▶ [Supplied records]
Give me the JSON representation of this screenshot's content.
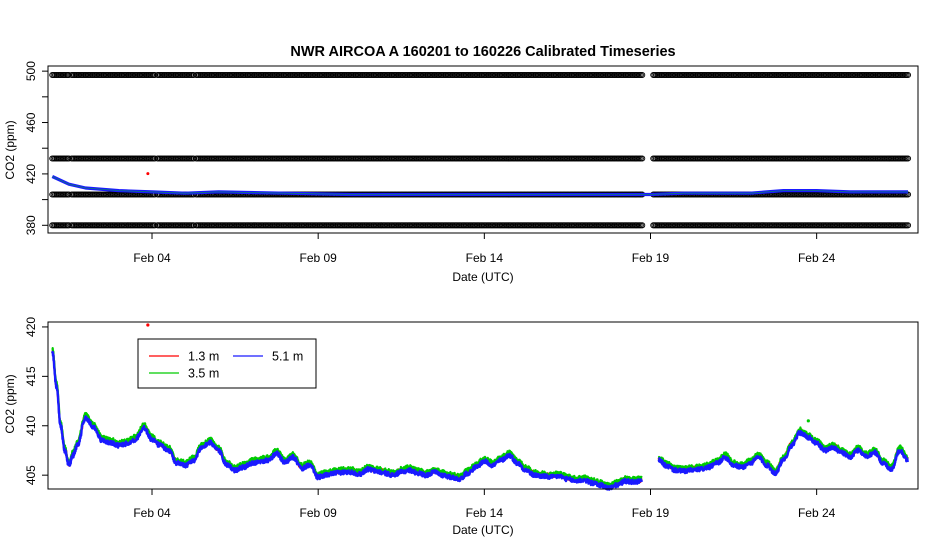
{
  "chart_data": [
    {
      "type": "scatter",
      "title": "NWR   AIRCOA  A   160201  to  160226   Calibrated Timeseries",
      "xlabel": "Date (UTC)",
      "ylabel": "CO2 (ppm)",
      "x_range": [
        "2016-02-01",
        "2016-02-27"
      ],
      "ylim": [
        374,
        504
      ],
      "x_ticks": [
        "Feb 04",
        "Feb 09",
        "Feb 14",
        "Feb 19",
        "Feb 24"
      ],
      "x_tick_dates": [
        "2016-02-04",
        "2016-02-09",
        "2016-02-14",
        "2016-02-19",
        "2016-02-24"
      ],
      "y_ticks": [
        "380",
        "420",
        "460",
        "500"
      ],
      "y_tick_values": [
        380,
        420,
        460,
        500
      ],
      "y_minor_ticks": [
        400,
        440,
        480
      ],
      "grid": false,
      "series": [
        {
          "role": "calibration-standards",
          "color": "#000000",
          "marker": "open-circle",
          "levels_ppm": [
            497,
            432,
            404,
            380
          ]
        },
        {
          "role": "sample-ambient",
          "color": "#1a1aff",
          "points": [
            [
              "2016-02-01 00:00",
              418
            ],
            [
              "2016-02-01 12:00",
              412
            ],
            [
              "2016-02-02 00:00",
              409
            ],
            [
              "2016-02-03 00:00",
              407
            ],
            [
              "2016-02-04 00:00",
              406
            ],
            [
              "2016-02-05 00:00",
              405
            ],
            [
              "2016-02-06 00:00",
              406
            ],
            [
              "2016-02-08 00:00",
              405
            ],
            [
              "2016-02-10 00:00",
              404
            ],
            [
              "2016-02-12 00:00",
              404
            ],
            [
              "2016-02-14 00:00",
              404
            ],
            [
              "2016-02-16 00:00",
              404
            ],
            [
              "2016-02-18 00:00",
              404
            ],
            [
              "2016-02-19 00:00",
              404
            ],
            [
              "2016-02-20 00:00",
              405
            ],
            [
              "2016-02-22 00:00",
              405
            ],
            [
              "2016-02-23 00:00",
              407
            ],
            [
              "2016-02-24 00:00",
              407
            ],
            [
              "2016-02-25 00:00",
              406
            ],
            [
              "2016-02-26 00:00",
              406
            ],
            [
              "2016-02-26 18:00",
              406
            ]
          ]
        }
      ]
    },
    {
      "type": "line",
      "xlabel": "Date (UTC)",
      "ylabel": "CO2 (ppm)",
      "x_range": [
        "2016-02-01",
        "2016-02-27"
      ],
      "ylim": [
        403.6,
        420.5
      ],
      "x_ticks": [
        "Feb 04",
        "Feb 09",
        "Feb 14",
        "Feb 19",
        "Feb 24"
      ],
      "x_tick_dates": [
        "2016-02-04",
        "2016-02-09",
        "2016-02-14",
        "2016-02-19",
        "2016-02-24"
      ],
      "y_ticks": [
        "405",
        "410",
        "415",
        "420"
      ],
      "y_tick_values": [
        405,
        410,
        415,
        420
      ],
      "grid": false,
      "legend_position": "top-left",
      "series": [
        {
          "name": "1.3 m",
          "color": "#ff0000",
          "offset": 0.15
        },
        {
          "name": "3.5 m",
          "color": "#00cc00",
          "offset": 0.3
        },
        {
          "name": "5.1 m",
          "color": "#1a1aff",
          "offset": 0.0
        }
      ],
      "points": [
        [
          "2016-02-01 00:00",
          417.5
        ],
        [
          "2016-02-01 03:00",
          414.0
        ],
        [
          "2016-02-01 06:00",
          410.0
        ],
        [
          "2016-02-01 09:00",
          407.5
        ],
        [
          "2016-02-01 12:00",
          406.0
        ],
        [
          "2016-02-01 15:00",
          407.0
        ],
        [
          "2016-02-01 18:00",
          408.0
        ],
        [
          "2016-02-02 00:00",
          410.8
        ],
        [
          "2016-02-02 06:00",
          409.8
        ],
        [
          "2016-02-02 12:00",
          408.5
        ],
        [
          "2016-02-02 18:00",
          408.3
        ],
        [
          "2016-02-03 00:00",
          408.0
        ],
        [
          "2016-02-03 06:00",
          408.2
        ],
        [
          "2016-02-03 12:00",
          408.6
        ],
        [
          "2016-02-03 18:00",
          409.8
        ],
        [
          "2016-02-04 00:00",
          408.6
        ],
        [
          "2016-02-04 06:00",
          408.0
        ],
        [
          "2016-02-04 12:00",
          407.5
        ],
        [
          "2016-02-04 18:00",
          406.2
        ],
        [
          "2016-02-05 00:00",
          406.0
        ],
        [
          "2016-02-05 06:00",
          406.5
        ],
        [
          "2016-02-05 12:00",
          407.8
        ],
        [
          "2016-02-05 18:00",
          408.3
        ],
        [
          "2016-02-06 00:00",
          407.5
        ],
        [
          "2016-02-06 06:00",
          406.0
        ],
        [
          "2016-02-06 12:00",
          405.5
        ],
        [
          "2016-02-06 18:00",
          405.8
        ],
        [
          "2016-02-07 00:00",
          406.2
        ],
        [
          "2016-02-07 06:00",
          406.4
        ],
        [
          "2016-02-07 12:00",
          406.5
        ],
        [
          "2016-02-07 18:00",
          407.2
        ],
        [
          "2016-02-08 00:00",
          406.3
        ],
        [
          "2016-02-08 06:00",
          406.8
        ],
        [
          "2016-02-08 12:00",
          405.7
        ],
        [
          "2016-02-08 18:00",
          406.0
        ],
        [
          "2016-02-09 00:00",
          404.8
        ],
        [
          "2016-02-09 06:00",
          405.0
        ],
        [
          "2016-02-09 12:00",
          405.2
        ],
        [
          "2016-02-09 18:00",
          405.3
        ],
        [
          "2016-02-10 00:00",
          405.3
        ],
        [
          "2016-02-10 06:00",
          405.1
        ],
        [
          "2016-02-10 12:00",
          405.6
        ],
        [
          "2016-02-10 18:00",
          405.4
        ],
        [
          "2016-02-11 00:00",
          405.2
        ],
        [
          "2016-02-11 06:00",
          405.0
        ],
        [
          "2016-02-11 12:00",
          405.3
        ],
        [
          "2016-02-11 18:00",
          405.5
        ],
        [
          "2016-02-12 00:00",
          405.2
        ],
        [
          "2016-02-12 06:00",
          405.0
        ],
        [
          "2016-02-12 12:00",
          405.3
        ],
        [
          "2016-02-12 18:00",
          405.0
        ],
        [
          "2016-02-13 00:00",
          404.8
        ],
        [
          "2016-02-13 06:00",
          404.6
        ],
        [
          "2016-02-13 12:00",
          405.2
        ],
        [
          "2016-02-13 18:00",
          405.8
        ],
        [
          "2016-02-14 00:00",
          406.4
        ],
        [
          "2016-02-14 06:00",
          406.0
        ],
        [
          "2016-02-14 12:00",
          406.5
        ],
        [
          "2016-02-14 18:00",
          407.0
        ],
        [
          "2016-02-15 00:00",
          406.2
        ],
        [
          "2016-02-15 06:00",
          405.5
        ],
        [
          "2016-02-15 12:00",
          405.0
        ],
        [
          "2016-02-15 18:00",
          404.9
        ],
        [
          "2016-02-16 00:00",
          404.8
        ],
        [
          "2016-02-16 06:00",
          404.9
        ],
        [
          "2016-02-16 12:00",
          404.6
        ],
        [
          "2016-02-16 18:00",
          404.4
        ],
        [
          "2016-02-17 00:00",
          404.5
        ],
        [
          "2016-02-17 06:00",
          404.2
        ],
        [
          "2016-02-17 12:00",
          404.0
        ],
        [
          "2016-02-17 18:00",
          403.7
        ],
        [
          "2016-02-18 00:00",
          404.0
        ],
        [
          "2016-02-18 06:00",
          404.4
        ],
        [
          "2016-02-18 12:00",
          404.3
        ],
        [
          "2016-02-18 18:00",
          404.4
        ],
        [
          "2016-02-19 00:00",
          null
        ],
        [
          "2016-02-19 06:00",
          406.5
        ],
        [
          "2016-02-19 12:00",
          405.9
        ],
        [
          "2016-02-19 18:00",
          405.5
        ],
        [
          "2016-02-20 00:00",
          405.4
        ],
        [
          "2016-02-20 06:00",
          405.5
        ],
        [
          "2016-02-20 12:00",
          405.6
        ],
        [
          "2016-02-20 18:00",
          405.8
        ],
        [
          "2016-02-21 00:00",
          406.2
        ],
        [
          "2016-02-21 06:00",
          406.8
        ],
        [
          "2016-02-21 12:00",
          406.0
        ],
        [
          "2016-02-21 18:00",
          405.8
        ],
        [
          "2016-02-22 00:00",
          406.2
        ],
        [
          "2016-02-22 06:00",
          406.8
        ],
        [
          "2016-02-22 12:00",
          406.0
        ],
        [
          "2016-02-22 18:00",
          405.2
        ],
        [
          "2016-02-23 00:00",
          406.5
        ],
        [
          "2016-02-23 06:00",
          408.0
        ],
        [
          "2016-02-23 12:00",
          409.3
        ],
        [
          "2016-02-23 18:00",
          408.8
        ],
        [
          "2016-02-24 00:00",
          408.2
        ],
        [
          "2016-02-24 06:00",
          407.5
        ],
        [
          "2016-02-24 12:00",
          407.8
        ],
        [
          "2016-02-24 18:00",
          407.3
        ],
        [
          "2016-02-25 00:00",
          406.8
        ],
        [
          "2016-02-25 06:00",
          407.5
        ],
        [
          "2016-02-25 12:00",
          406.9
        ],
        [
          "2016-02-25 18:00",
          407.3
        ],
        [
          "2016-02-26 00:00",
          406.2
        ],
        [
          "2016-02-26 06:00",
          405.6
        ],
        [
          "2016-02-26 12:00",
          407.5
        ],
        [
          "2016-02-26 18:00",
          406.5
        ]
      ],
      "outliers": [
        {
          "series": "1.3 m",
          "x": "2016-02-03 21:00",
          "y": 420.2
        },
        {
          "series": "3.5 m",
          "x": "2016-02-23 18:00",
          "y": 410.5
        }
      ]
    }
  ]
}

▶ [What the task asks] Pull every line containing the word "color" out of the material.

▶ [Answer to the problem]
          "color": "#000000",
          "color": "#1a1aff",
          "color": "#ff0000",
          "color": "#00cc00",
          "color": "#1a1aff",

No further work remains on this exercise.